What needs to be done: What follows is a set of entries. Give them again exactly, without the pictures.

Provided data:
-----

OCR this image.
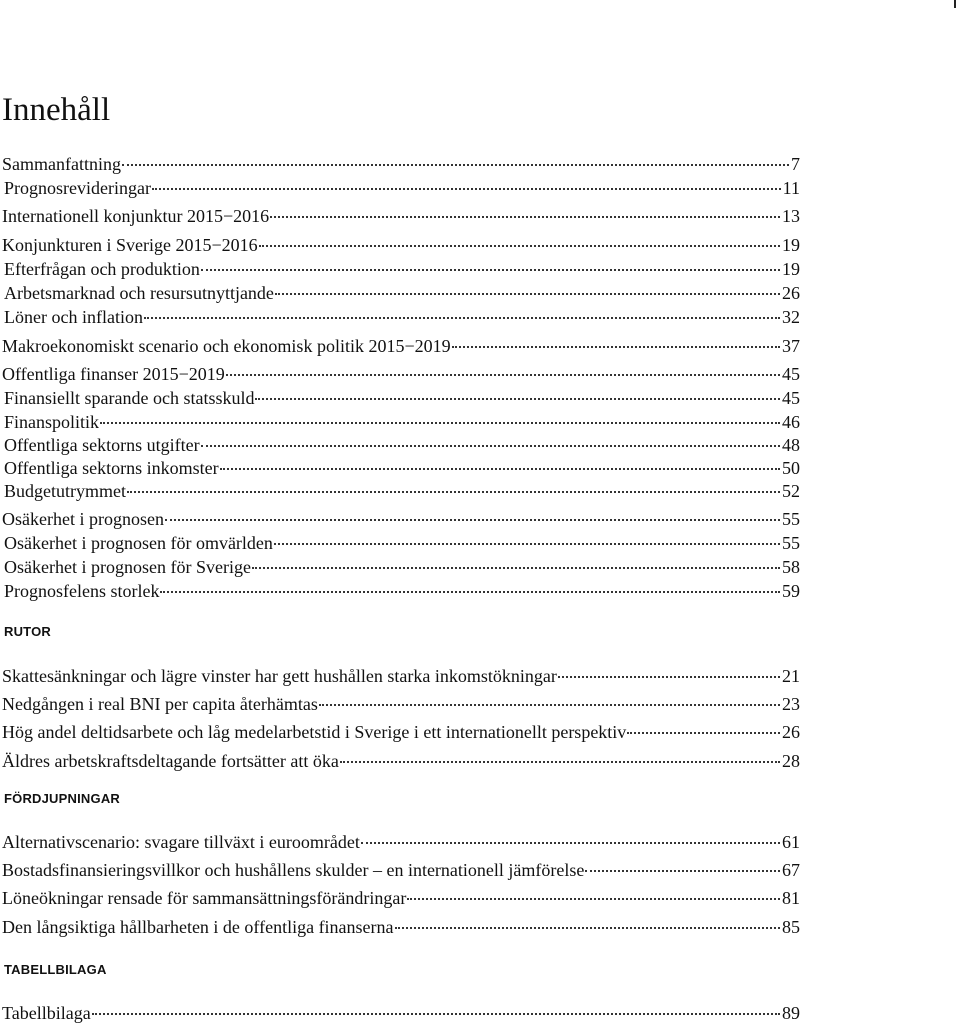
Innehåll
Sammanfattning	7
Prognosrevideringar	11
Internationell konjunktur 2015−2016	13
Konjunkturen i Sverige 2015−2016	19
Efterfrågan och produktion	19
Arbetsmarknad och resursutnyttjande	26
Löner och inflation	32
Makroekonomiskt scenario och ekonomisk politik 2015−2019	37
Offentliga finanser 2015−2019	45
Finansiellt sparande och statsskuld	45
Finanspolitik	46
Offentliga sektorns utgifter	48
Offentliga sektorns inkomster	50
Budgetutrymmet	52
Osäkerhet i prognosen	55
Osäkerhet i prognosen för omvärlden	55
Osäkerhet i prognosen för Sverige	58
Prognosfelens storlek	59
RUTOR
Skattesänkningar och lägre vinster har gett hushållen starka inkomstökningar	21
Nedgången i real BNI per capita återhämtas	23
Hög andel deltidsarbete och låg medelarbetstid i Sverige i ett internationellt perspektiv	26
Äldres arbetskraftsdeltagande fortsätter att öka	28
FÖRDJUPNINGAR
Alternativscenario: svagare tillväxt i euroområdet	61
Bostadsfinansieringsvillkor och hushållens skulder – en internationell jämförelse	67
Löneökningar rensade för sammansättningsförändringar	81
Den långsiktiga hållbarheten i de offentliga finanserna	85
TABELLBILAGA
Tabellbilaga	89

-----

The answer:
OCR this image.
Innehåll
Sammanfattning	7
Prognosrevideringar	11
Internationell konjunktur 2015−2016	13
Konjunkturen i Sverige 2015−2016	19
Efterfrågan och produktion	19
Arbetsmarknad och resursutnyttjande	26
Löner och inflation	32
Makroekonomiskt scenario och ekonomisk politik 2015−2019	37
Offentliga finanser 2015−2019	45
Finansiellt sparande och statsskuld	45
Finanspolitik	46
Offentliga sektorns utgifter	48
Offentliga sektorns inkomster	50
Budgetutrymmet	52
Osäkerhet i prognosen	55
Osäkerhet i prognosen för omvärlden	55
Osäkerhet i prognosen för Sverige	58
Prognosfelens storlek	59
RUTOR
Skattesänkningar och lägre vinster har gett hushållen starka inkomstökningar	21
Nedgången i real BNI per capita återhämtas	23
Hög andel deltidsarbete och låg medelarbetstid i Sverige i ett internationellt perspektiv	26
Äldres arbetskraftsdeltagande fortsätter att öka	28
FÖRDJUPNINGAR
Alternativscenario: svagare tillväxt i euroområdet	61
Bostadsfinansieringsvillkor och hushållens skulder – en internationell jämförelse	67
Löneökningar rensade för sammansättningsförändringar	81
Den långsiktiga hållbarheten i de offentliga finanserna	85
TABELLBILAGA
Tabellbilaga	89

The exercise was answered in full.